_List of tasks_
1 > Name every user who posted in the thread about reaching Westerleigh and Pucklechurch from Bristol by public transport.
2 > In the records, switch "legend-label" to "legend-text" throughout the lines running from the line with "dn-line — [73, 480, 718, 689]" to the line with "legend-label: DN 2000 — [722, 94, 770, 108]", and return only those lines.

_Excerpt_
# Bristol to Westerleigh and/or Pucklechurch by public transport?



## Sunspots (Sep 9, 2008)

Anybody _(-esp. Recumbent Boy!)_ know if it's possible by bus/train?

If not, how _near_ could I get (-before I'd have to resort to a taxi or walking...)?

Ta.


----------



## Iam (Sep 9, 2008)

If he's not replied by the time I get in, I'll show him this.


----------



## Sunspots (Sep 9, 2008)

Iam said:


> If he's not replied by the time I get in, I'll show him this.



Nice one, cheers.


----------



## fizzerbird (Sep 9, 2008)

Iam said:


> If he's not replied by the time I get in, I'll show him this.



Why are you going to show him a smiley face? How will that help?


----------



## Iam (Sep 9, 2008)

fizzerbird said:


> Why are you going to show him a smiley face? How will that help?



*shakes fist at the comedian* 

(even though that's actually pretty funny   )


----------



## Strumpet (Sep 9, 2008)

*sniggers*


----------



## Recumbent Boy (Sep 9, 2008)

'cos a smiley face is more likely to get a positive response 

The closest I would get to Pucklechurch (well when driving a First Cityline bus) would be the No.49 from the Centre to Emmerson's Green, hopping off at the Lamb Inn and then walking. I'll have a quick look to see if it is possible with some of the other bus operators in the city, but don't hold your breath...

Oh those nice people at Wessex Connect do a service No689.. not the most frequent but hey... it'll get you there.
Service 689 timetable pdf


----------



## geekpenguin (Sep 11, 2008)

You could try getting one of the buses from Bristol to Yate, then taking the Bath but that goes through Westerleigh (it goes on to Pucklechurch too). At least they're fairly regular . I'm sure there is a direct bus to Westerleigh from Bristol but can't remember offhand which one it is.


----------



## Sunspots (Sep 11, 2008)

Do you mean the 689 service that Recumbent Boy mentioned?

_(-Cheers RB, btw. )_ 

It goes via Westerleigh _and_ Pucklechurch, so that looks like my best bet.

I've got a funeral to attend. _<sigh>_


----------



## Sunspots (Sep 13, 2008)

As it turns out, the bus actually stopped right outside the crematorium, which was very handy. 

(-The coffin was carried into the church to the sound of the _Star Wars_ main theme...  )


----------



## djbombscare (Sep 17, 2008)

The Imperial. . er. . March ? 

And if its any consellation IAM she's been on the ball humour wise and got me half way through my dwarf Butcher monologue yesterday


----------



## Sunspots (Sep 17, 2008)

djbombscare said:


> The Imperial. . er. . March ?



That one would've been a bit ..._darkside_.  

No, the music played was the first minute of .  

At first, I couldn't quite believe I was hearing it, and was half-expecting to also hear Chewbacca's roar and the scream of a TIE fighter.  I started grinning, then had to quickly try not to, once I remembered that there were also several grieving relatives in the near vicinity...


----------



## geekpenguin (Sep 18, 2008)

Sunspots said:


> Do you mean the 689 service that Recumbent Boy mentioned?
> 
> _(-Cheers RB, btw. )_
> 
> ...



No, I think it's the 620 Bath-Tetbury service. Glad it got you there okay though. Sounds like an interesting one .


----------



## djbombscare (Sep 19, 2008)

Sunspots said:


> That one would've been a bit ..._darkside_.
> 
> No, the music played was the first minute of .
> 
> At first, I couldn't quite believe I was hearing it, and was half-expecting to also hear Chewbacca's roar and the scream of a TIE fighter.  I started grinning, then had to quickly try not to, once I remembered that there were also several grieving relatives in the near vicinity...




I know its a bit morbid but I think it would it have been great if someone did run down the aisle bit with a tie fighter going woooooooaaaaaaaarrrr.

I want to have a fun funeral so I might make mine Star Wars fancy dress


----------

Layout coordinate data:
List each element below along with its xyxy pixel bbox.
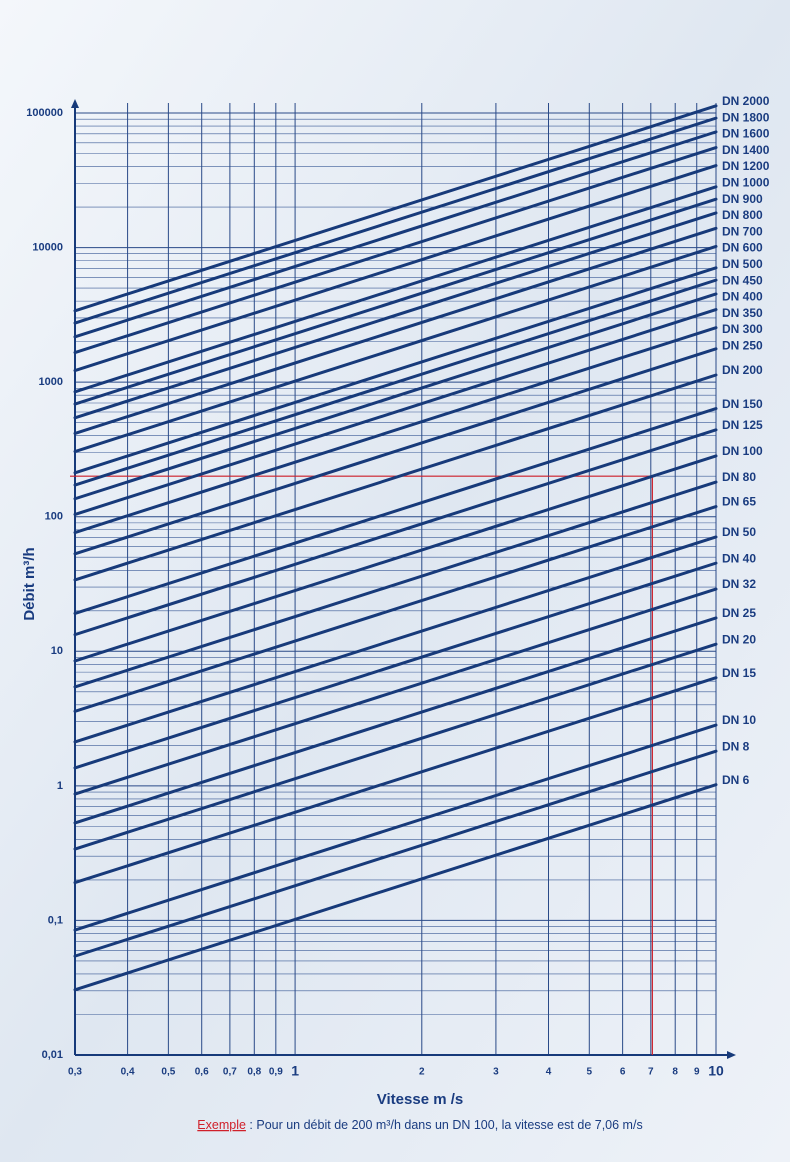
dn-line — [73, 480, 718, 689]
dn-line — [73, 197, 718, 406]
legend-label: DN 15 — [722, 666, 756, 680]
legend-label: DN 1800 — [722, 110, 770, 124]
dn-line — [73, 116, 718, 325]
dn-line — [73, 278, 718, 487]
legend-label: DN 8 — [722, 739, 750, 753]
x-tick-label: 7 — [648, 1067, 654, 1078]
x-tick-label: 3 — [493, 1067, 499, 1078]
y-tick-label: 0,1 — [48, 914, 63, 926]
legend-label: DN 500 — [722, 257, 763, 271]
dn-line — [73, 428, 718, 637]
x-tick-label: 0,6 — [195, 1067, 209, 1078]
dn-line — [73, 130, 718, 339]
legend-label: DN 350 — [722, 306, 763, 320]
legend-label: DN 50 — [722, 525, 756, 539]
legend-label: DN 65 — [722, 495, 756, 509]
x-tick-label: 0,7 — [223, 1067, 237, 1078]
y-tick-label: 100000 — [26, 107, 63, 119]
legend-label: DN 32 — [722, 577, 756, 591]
x-tick-label: 5 — [587, 1067, 593, 1078]
dn-line — [73, 749, 718, 958]
x-tick-label: 9 — [694, 1067, 700, 1078]
y-tick-label: 1000 — [39, 376, 63, 388]
legend-label: DN 600 — [722, 241, 763, 255]
y-tick-label: 1 — [57, 780, 63, 792]
y-tick-label: 10 — [51, 645, 63, 657]
x-tick-label: 0,4 — [121, 1067, 135, 1078]
legend-label: DN 80 — [722, 470, 756, 484]
dn-line — [73, 185, 718, 394]
dn-line — [73, 326, 718, 535]
x-tick-label: 0,5 — [161, 1067, 175, 1078]
legend-label: DN 250 — [722, 339, 763, 353]
x-tick-label: 6 — [620, 1067, 626, 1078]
dn-line — [73, 146, 718, 355]
x-tick-label: 10 — [708, 1063, 724, 1079]
legend-label: DN 1000 — [722, 176, 770, 190]
y-tick-label: 10000 — [32, 241, 63, 253]
dn-line — [73, 164, 718, 373]
legend-label: DN 400 — [722, 290, 763, 304]
dn-line — [73, 347, 718, 556]
dn-line — [73, 642, 718, 851]
dn-line — [73, 723, 718, 932]
legend-label: DN 20 — [722, 632, 756, 646]
dn-line — [73, 266, 718, 475]
dn-line — [73, 587, 718, 796]
legend-label: DN 6 — [722, 773, 750, 787]
dn-line — [73, 211, 718, 420]
legend-label: DN 150 — [722, 397, 763, 411]
dn-line — [73, 308, 718, 516]
legend-label: DN 1200 — [722, 159, 770, 173]
dn-line — [73, 226, 718, 435]
example-label: Exemple — [197, 1118, 246, 1132]
legend-label: DN 2000 — [722, 94, 770, 108]
x-tick-label: 1 — [291, 1063, 299, 1079]
x-tick-label: 2 — [419, 1067, 425, 1078]
y-axis-label: Débit m³/h — [21, 547, 38, 620]
dn-line — [73, 505, 718, 713]
dn-line — [73, 292, 718, 501]
dn-line — [73, 783, 718, 992]
legend-label: DN 40 — [722, 551, 756, 565]
dn-line — [73, 676, 718, 885]
x-tick-label: 0,9 — [269, 1067, 283, 1078]
example-text: : Pour un débit de 200 m³/h dans un DN 1… — [246, 1118, 643, 1132]
x-tick-label: 4 — [546, 1067, 552, 1078]
legend-label: DN 800 — [722, 208, 763, 222]
y-axis-arrow — [71, 99, 79, 108]
legend-label: DN 1400 — [722, 143, 770, 157]
x-axis-label: Vitesse m /s — [377, 1091, 463, 1108]
legend-label: DN 125 — [722, 418, 763, 432]
legend-label: DN 10 — [722, 713, 756, 727]
dn-line — [73, 561, 718, 770]
dn-line — [73, 616, 718, 825]
dn-line — [73, 244, 718, 454]
y-tick-label: 0,01 — [42, 1049, 63, 1061]
legend-label: DN 25 — [722, 606, 756, 620]
example-note: Exemple : Pour un débit de 200 m³/h dans… — [197, 1118, 642, 1132]
dn-line — [73, 373, 718, 582]
x-axis-arrow — [727, 1051, 736, 1059]
dn-line — [73, 454, 718, 663]
dn-line — [73, 104, 718, 313]
y-tick-label: 100 — [45, 511, 63, 523]
legend-label: DN 900 — [722, 192, 763, 206]
legend-label: DN 450 — [722, 273, 763, 287]
legend-label: DN 200 — [722, 363, 763, 377]
dn-line — [73, 535, 718, 744]
legend-label: DN 300 — [722, 322, 763, 336]
legend-label: DN 1600 — [722, 127, 770, 141]
x-tick-label: 8 — [672, 1067, 678, 1078]
dn-line — [73, 407, 718, 615]
legend-label: DN 100 — [722, 444, 763, 458]
x-tick-label: 0,8 — [247, 1067, 261, 1078]
legend-label: DN 700 — [722, 224, 763, 238]
x-tick-label: 0,3 — [68, 1067, 82, 1078]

_Answers to each task_
1 > Sunspots, Iam, fizzerbird, Strumpet, Recumbent Boy, geekpenguin, djbombscare

2 >
dn-line — [73, 480, 718, 689]
dn-line — [73, 197, 718, 406]
legend-text: DN 15 — [722, 666, 756, 680]
legend-text: DN 1800 — [722, 110, 770, 124]
dn-line — [73, 116, 718, 325]
dn-line — [73, 278, 718, 487]
legend-text: DN 8 — [722, 739, 750, 753]
x-tick-label: 7 — [648, 1067, 654, 1078]
x-tick-label: 3 — [493, 1067, 499, 1078]
y-tick-label: 0,1 — [48, 914, 63, 926]
legend-text: DN 500 — [722, 257, 763, 271]
dn-line — [73, 428, 718, 637]
x-tick-label: 0,6 — [195, 1067, 209, 1078]
dn-line — [73, 130, 718, 339]
legend-text: DN 350 — [722, 306, 763, 320]
legend-text: DN 50 — [722, 525, 756, 539]
legend-text: DN 65 — [722, 495, 756, 509]
x-tick-label: 0,7 — [223, 1067, 237, 1078]
y-tick-label: 100000 — [26, 107, 63, 119]
legend-text: DN 32 — [722, 577, 756, 591]
x-tick-label: 5 — [587, 1067, 593, 1078]
dn-line — [73, 749, 718, 958]
x-tick-label: 9 — [694, 1067, 700, 1078]
y-tick-label: 1000 — [39, 376, 63, 388]
legend-text: DN 600 — [722, 241, 763, 255]
y-tick-label: 1 — [57, 780, 63, 792]
y-tick-label: 10 — [51, 645, 63, 657]
x-tick-label: 0,4 — [121, 1067, 135, 1078]
legend-text: DN 80 — [722, 470, 756, 484]
dn-line — [73, 185, 718, 394]
dn-line — [73, 326, 718, 535]
x-tick-label: 0,5 — [161, 1067, 175, 1078]
legend-text: DN 250 — [722, 339, 763, 353]
x-tick-label: 6 — [620, 1067, 626, 1078]
dn-line — [73, 146, 718, 355]
x-tick-label: 10 — [708, 1063, 724, 1079]
legend-text: DN 1000 — [722, 176, 770, 190]
y-tick-label: 10000 — [32, 241, 63, 253]
dn-line — [73, 164, 718, 373]
legend-text: DN 400 — [722, 290, 763, 304]
dn-line — [73, 347, 718, 556]
dn-line — [73, 642, 718, 851]
dn-line — [73, 723, 718, 932]
legend-text: DN 20 — [722, 632, 756, 646]
dn-line — [73, 266, 718, 475]
dn-line — [73, 587, 718, 796]
legend-text: DN 6 — [722, 773, 750, 787]
dn-line — [73, 211, 718, 420]
legend-text: DN 150 — [722, 397, 763, 411]
dn-line — [73, 308, 718, 516]
legend-text: DN 1200 — [722, 159, 770, 173]
dn-line — [73, 226, 718, 435]
example-label: Exemple — [197, 1118, 246, 1132]
legend-text: DN 2000 — [722, 94, 770, 108]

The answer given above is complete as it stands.